>> begin

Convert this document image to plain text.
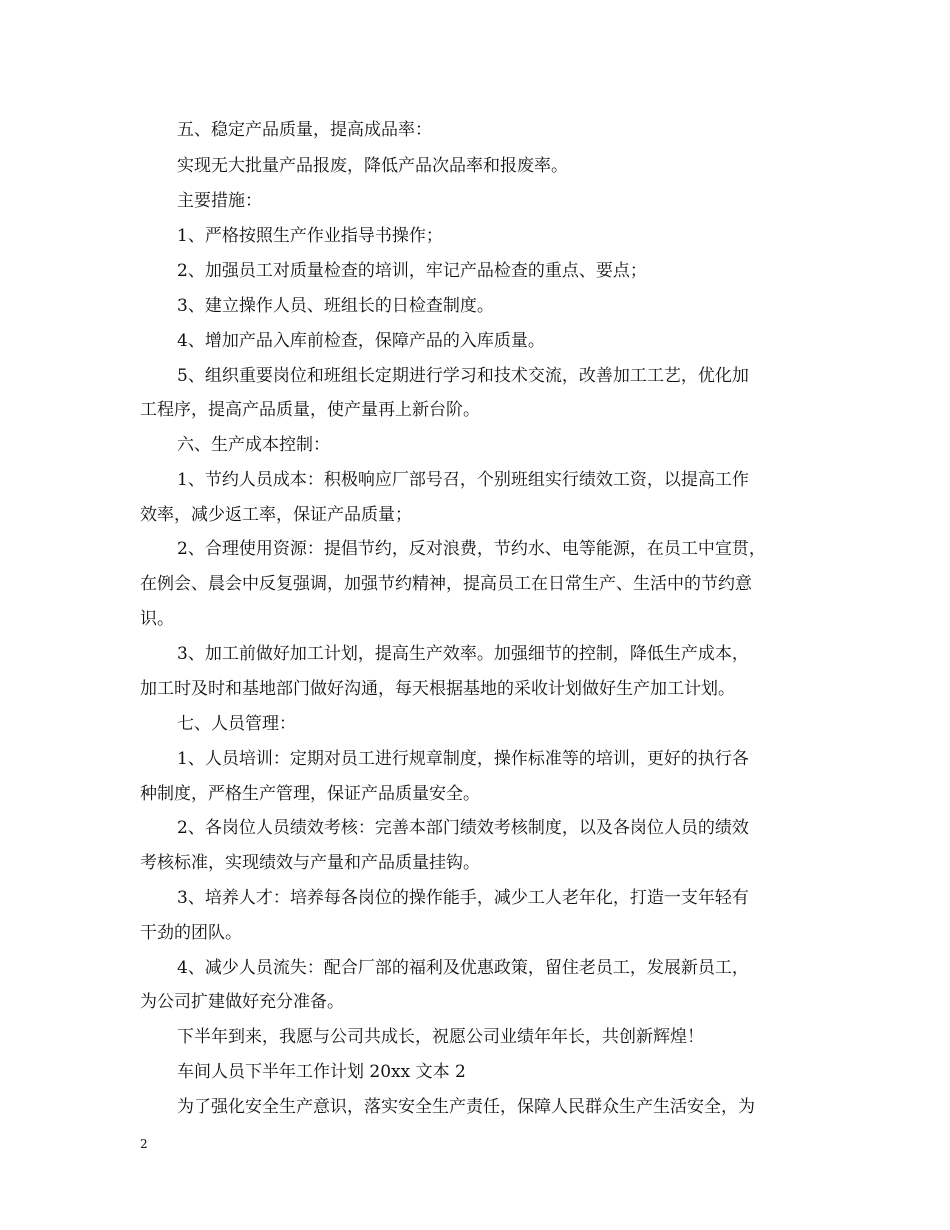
五、稳定产品质量，提高成品率：
实现无大批量产品报废，降低产品次品率和报废率。
主要措施：
1、严格按照生产作业指导书操作；
2、加强员工对质量检查的培训，牢记产品检查的重点、要点；
3、建立操作人员、班组长的日检查制度。
4、增加产品入库前检查，保障产品的入库质量。
5、组织重要岗位和班组长定期进行学习和技术交流，改善加工工艺，优化加
工程序，提高产品质量，使产量再上新台阶。
六、生产成本控制：
1、节约人员成本：积极响应厂部号召，个别班组实行绩效工资，以提高工作
效率，减少返工率，保证产品质量；
2、合理使用资源：提倡节约，反对浪费，节约水、电等能源，在员工中宣贯，
在例会、晨会中反复强调，加强节约精神，提高员工在日常生产、生活中的节约意
识。
3、加工前做好加工计划，提高生产效率。加强细节的控制，降低生产成本，
加工时及时和基地部门做好沟通，每天根据基地的采收计划做好生产加工计划。
七、人员管理：
1、人员培训：定期对员工进行规章制度，操作标准等的培训，更好的执行各
种制度，严格生产管理，保证产品质量安全。
2、各岗位人员绩效考核：完善本部门绩效考核制度，以及各岗位人员的绩效
考核标准，实现绩效与产量和产品质量挂钩。
3、培养人才：培养每各岗位的操作能手，减少工人老年化，打造一支年轻有
干劲的团队。
4、减少人员流失：配合厂部的福利及优惠政策，留住老员工，发展新员工，
为公司扩建做好充分准备。
下半年到来，我愿与公司共成长，祝愿公司业绩年年长，共创新辉煌！
车间人员下半年工作计划 20xx 文本 2
为了强化安全生产意识，落实安全生产责任，保障人民群众生产生活安全，为
2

>> end

■ Given problem ■
In your copy of the listing above, reproduce each line exactly and omit all pictures.

■ Reply to the task ■
Convert this document image to plain text.
五、稳定产品质量，提高成品率：
实现无大批量产品报废，降低产品次品率和报废率。
主要措施：
1、严格按照生产作业指导书操作；
2、加强员工对质量检查的培训，牢记产品检查的重点、要点；
3、建立操作人员、班组长的日检查制度。
4、增加产品入库前检查，保障产品的入库质量。
5、组织重要岗位和班组长定期进行学习和技术交流，改善加工工艺，优化加
工程序，提高产品质量，使产量再上新台阶。
六、生产成本控制：
1、节约人员成本：积极响应厂部号召，个别班组实行绩效工资，以提高工作
效率，减少返工率，保证产品质量；
2、合理使用资源：提倡节约，反对浪费，节约水、电等能源，在员工中宣贯，
在例会、晨会中反复强调，加强节约精神，提高员工在日常生产、生活中的节约意
识。
3、加工前做好加工计划，提高生产效率。加强细节的控制，降低生产成本，
加工时及时和基地部门做好沟通，每天根据基地的采收计划做好生产加工计划。
七、人员管理：
1、人员培训：定期对员工进行规章制度，操作标准等的培训，更好的执行各
种制度，严格生产管理，保证产品质量安全。
2、各岗位人员绩效考核：完善本部门绩效考核制度，以及各岗位人员的绩效
考核标准，实现绩效与产量和产品质量挂钩。
3、培养人才：培养每各岗位的操作能手，减少工人老年化，打造一支年轻有
干劲的团队。
4、减少人员流失：配合厂部的福利及优惠政策，留住老员工，发展新员工，
为公司扩建做好充分准备。
下半年到来，我愿与公司共成长，祝愿公司业绩年年长，共创新辉煌！
车间人员下半年工作计划 20xx 文本 2
为了强化安全生产意识，落实安全生产责任，保障人民群众生产生活安全，为
2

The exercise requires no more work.